Exercise details: Quote the listing below in its entirety.

——

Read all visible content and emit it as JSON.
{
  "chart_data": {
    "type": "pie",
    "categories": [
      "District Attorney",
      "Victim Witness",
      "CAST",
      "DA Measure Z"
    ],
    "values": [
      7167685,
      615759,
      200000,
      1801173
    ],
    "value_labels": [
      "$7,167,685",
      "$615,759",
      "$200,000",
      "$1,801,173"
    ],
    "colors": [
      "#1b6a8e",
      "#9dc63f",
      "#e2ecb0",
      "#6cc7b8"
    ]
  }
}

——

Final result:
Read all visible content and emit it as JSON.
{
  "chart_data": {
    "type": "pie",
    "categories": [
      "District Attorney",
      "Victim Witness",
      "CAST",
      "DA Measure Z"
    ],
    "values": [
      7167685,
      615759,
      200000,
      1801173
    ],
    "value_labels": [
      "$7,167,685",
      "$615,759",
      "$200,000",
      "$1,801,173"
    ],
    "colors": [
      "#1b6a8e",
      "#9dc63f",
      "#e2ecb0",
      "#6cc7b8"
    ]
  }
}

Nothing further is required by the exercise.